Return each line of the material verbatim.

[Entries taken from a collection]
begin

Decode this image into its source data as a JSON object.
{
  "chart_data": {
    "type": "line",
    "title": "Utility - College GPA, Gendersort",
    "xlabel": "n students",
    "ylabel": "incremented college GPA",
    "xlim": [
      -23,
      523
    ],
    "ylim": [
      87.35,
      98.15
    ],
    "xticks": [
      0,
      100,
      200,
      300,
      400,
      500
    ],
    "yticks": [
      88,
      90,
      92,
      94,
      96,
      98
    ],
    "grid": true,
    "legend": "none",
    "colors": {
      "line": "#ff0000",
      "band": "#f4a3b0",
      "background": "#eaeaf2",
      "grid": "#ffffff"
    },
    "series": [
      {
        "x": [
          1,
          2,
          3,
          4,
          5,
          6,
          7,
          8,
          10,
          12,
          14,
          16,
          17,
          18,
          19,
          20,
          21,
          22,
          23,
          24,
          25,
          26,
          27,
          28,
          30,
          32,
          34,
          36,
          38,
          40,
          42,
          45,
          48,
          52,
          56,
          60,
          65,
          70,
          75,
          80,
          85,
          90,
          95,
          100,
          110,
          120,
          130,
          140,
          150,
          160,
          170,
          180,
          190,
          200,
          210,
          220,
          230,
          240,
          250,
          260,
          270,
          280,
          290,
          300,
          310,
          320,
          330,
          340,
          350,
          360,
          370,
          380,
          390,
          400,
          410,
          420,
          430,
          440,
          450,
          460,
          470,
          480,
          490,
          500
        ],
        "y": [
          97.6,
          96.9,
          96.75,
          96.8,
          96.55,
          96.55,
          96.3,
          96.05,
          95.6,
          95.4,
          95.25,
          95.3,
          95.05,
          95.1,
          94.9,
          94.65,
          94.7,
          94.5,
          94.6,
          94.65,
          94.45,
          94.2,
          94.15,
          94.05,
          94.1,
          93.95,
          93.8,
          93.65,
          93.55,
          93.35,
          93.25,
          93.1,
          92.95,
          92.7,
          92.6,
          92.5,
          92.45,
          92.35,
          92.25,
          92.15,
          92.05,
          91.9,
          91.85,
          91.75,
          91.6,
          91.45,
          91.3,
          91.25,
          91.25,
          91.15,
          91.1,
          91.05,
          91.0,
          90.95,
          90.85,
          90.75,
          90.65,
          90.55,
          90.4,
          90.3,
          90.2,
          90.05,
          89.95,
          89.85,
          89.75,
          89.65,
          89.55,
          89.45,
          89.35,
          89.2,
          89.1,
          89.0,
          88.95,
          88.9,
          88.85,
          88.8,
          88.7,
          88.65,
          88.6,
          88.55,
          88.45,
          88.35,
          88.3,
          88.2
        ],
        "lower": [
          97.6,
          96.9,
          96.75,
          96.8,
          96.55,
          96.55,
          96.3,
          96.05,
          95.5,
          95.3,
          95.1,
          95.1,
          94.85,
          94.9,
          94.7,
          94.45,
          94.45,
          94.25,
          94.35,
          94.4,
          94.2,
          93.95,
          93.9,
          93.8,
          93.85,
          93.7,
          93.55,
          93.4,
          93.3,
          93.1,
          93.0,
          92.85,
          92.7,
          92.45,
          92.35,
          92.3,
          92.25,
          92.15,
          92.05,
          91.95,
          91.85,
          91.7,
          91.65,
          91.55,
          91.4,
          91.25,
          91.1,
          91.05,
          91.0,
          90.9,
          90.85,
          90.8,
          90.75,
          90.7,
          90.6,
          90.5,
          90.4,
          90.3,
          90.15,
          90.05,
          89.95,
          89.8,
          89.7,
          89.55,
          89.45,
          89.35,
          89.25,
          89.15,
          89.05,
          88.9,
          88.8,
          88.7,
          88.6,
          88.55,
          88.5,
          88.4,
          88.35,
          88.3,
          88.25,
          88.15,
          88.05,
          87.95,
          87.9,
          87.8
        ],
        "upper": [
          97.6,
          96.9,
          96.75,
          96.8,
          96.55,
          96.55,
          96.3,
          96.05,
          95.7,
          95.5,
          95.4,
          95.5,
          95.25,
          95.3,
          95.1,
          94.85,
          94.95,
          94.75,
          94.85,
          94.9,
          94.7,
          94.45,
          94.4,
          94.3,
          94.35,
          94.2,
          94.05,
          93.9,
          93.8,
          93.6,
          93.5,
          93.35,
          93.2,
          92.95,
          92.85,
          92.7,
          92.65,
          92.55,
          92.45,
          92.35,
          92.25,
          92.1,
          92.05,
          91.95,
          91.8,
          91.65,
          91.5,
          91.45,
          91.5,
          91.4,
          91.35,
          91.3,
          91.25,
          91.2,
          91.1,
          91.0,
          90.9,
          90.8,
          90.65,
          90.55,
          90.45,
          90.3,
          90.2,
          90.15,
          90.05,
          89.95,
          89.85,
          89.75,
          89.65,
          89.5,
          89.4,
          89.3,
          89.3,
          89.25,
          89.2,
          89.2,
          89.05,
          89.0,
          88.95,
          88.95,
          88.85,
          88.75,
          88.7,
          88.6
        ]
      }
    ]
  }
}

end

▶ Result for this exercise
Decode this image into its source data as a JSON object.
{
  "chart_data": {
    "type": "line",
    "title": "Utility - College GPA, Gendersort",
    "xlabel": "n students",
    "ylabel": "incremented college GPA",
    "xlim": [
      -23,
      523
    ],
    "ylim": [
      87.35,
      98.15
    ],
    "xticks": [
      0,
      100,
      200,
      300,
      400,
      500
    ],
    "yticks": [
      88,
      90,
      92,
      94,
      96,
      98
    ],
    "grid": true,
    "legend": "none",
    "colors": {
      "line": "#ff0000",
      "band": "#f4a3b0",
      "background": "#eaeaf2",
      "grid": "#ffffff"
    },
    "series": [
      {
        "x": [
          1,
          2,
          3,
          4,
          5,
          6,
          7,
          8,
          10,
          12,
          14,
          16,
          17,
          18,
          19,
          20,
          21,
          22,
          23,
          24,
          25,
          26,
          27,
          28,
          30,
          32,
          34,
          36,
          38,
          40,
          42,
          45,
          48,
          52,
          56,
          60,
          65,
          70,
          75,
          80,
          85,
          90,
          95,
          100,
          110,
          120,
          130,
          140,
          150,
          160,
          170,
          180,
          190,
          200,
          210,
          220,
          230,
          240,
          250,
          260,
          270,
          280,
          290,
          300,
          310,
          320,
          330,
          340,
          350,
          360,
          370,
          380,
          390,
          400,
          410,
          420,
          430,
          440,
          450,
          460,
          470,
          480,
          490,
          500
        ],
        "y": [
          97.6,
          96.9,
          96.75,
          96.8,
          96.55,
          96.55,
          96.3,
          96.05,
          95.6,
          95.4,
          95.25,
          95.3,
          95.05,
          95.1,
          94.9,
          94.65,
          94.7,
          94.5,
          94.6,
          94.65,
          94.45,
          94.2,
          94.15,
          94.05,
          94.1,
          93.95,
          93.8,
          93.65,
          93.55,
          93.35,
          93.25,
          93.1,
          92.95,
          92.7,
          92.6,
          92.5,
          92.45,
          92.35,
          92.25,
          92.15,
          92.05,
          91.9,
          91.85,
          91.75,
          91.6,
          91.45,
          91.3,
          91.25,
          91.25,
          91.15,
          91.1,
          91.05,
          91.0,
          90.95,
          90.85,
          90.75,
          90.65,
          90.55,
          90.4,
          90.3,
          90.2,
          90.05,
          89.95,
          89.85,
          89.75,
          89.65,
          89.55,
          89.45,
          89.35,
          89.2,
          89.1,
          89.0,
          88.95,
          88.9,
          88.85,
          88.8,
          88.7,
          88.65,
          88.6,
          88.55,
          88.45,
          88.35,
          88.3,
          88.2
        ],
        "lower": [
          97.6,
          96.9,
          96.75,
          96.8,
          96.55,
          96.55,
          96.3,
          96.05,
          95.5,
          95.3,
          95.1,
          95.1,
          94.85,
          94.9,
          94.7,
          94.45,
          94.45,
          94.25,
          94.35,
          94.4,
          94.2,
          93.95,
          93.9,
          93.8,
          93.85,
          93.7,
          93.55,
          93.4,
          93.3,
          93.1,
          93.0,
          92.85,
          92.7,
          92.45,
          92.35,
          92.3,
          92.25,
          92.15,
          92.05,
          91.95,
          91.85,
          91.7,
          91.65,
          91.55,
          91.4,
          91.25,
          91.1,
          91.05,
          91.0,
          90.9,
          90.85,
          90.8,
          90.75,
          90.7,
          90.6,
          90.5,
          90.4,
          90.3,
          90.15,
          90.05,
          89.95,
          89.8,
          89.7,
          89.55,
          89.45,
          89.35,
          89.25,
          89.15,
          89.05,
          88.9,
          88.8,
          88.7,
          88.6,
          88.55,
          88.5,
          88.4,
          88.35,
          88.3,
          88.25,
          88.15,
          88.05,
          87.95,
          87.9,
          87.8
        ],
        "upper": [
          97.6,
          96.9,
          96.75,
          96.8,
          96.55,
          96.55,
          96.3,
          96.05,
          95.7,
          95.5,
          95.4,
          95.5,
          95.25,
          95.3,
          95.1,
          94.85,
          94.95,
          94.75,
          94.85,
          94.9,
          94.7,
          94.45,
          94.4,
          94.3,
          94.35,
          94.2,
          94.05,
          93.9,
          93.8,
          93.6,
          93.5,
          93.35,
          93.2,
          92.95,
          92.85,
          92.7,
          92.65,
          92.55,
          92.45,
          92.35,
          92.25,
          92.1,
          92.05,
          91.95,
          91.8,
          91.65,
          91.5,
          91.45,
          91.5,
          91.4,
          91.35,
          91.3,
          91.25,
          91.2,
          91.1,
          91.0,
          90.9,
          90.8,
          90.65,
          90.55,
          90.45,
          90.3,
          90.2,
          90.15,
          90.05,
          89.95,
          89.85,
          89.75,
          89.65,
          89.5,
          89.4,
          89.3,
          89.3,
          89.25,
          89.2,
          89.2,
          89.05,
          89.0,
          88.95,
          88.95,
          88.85,
          88.75,
          88.7,
          88.6
        ]
      }
    ]
  }
}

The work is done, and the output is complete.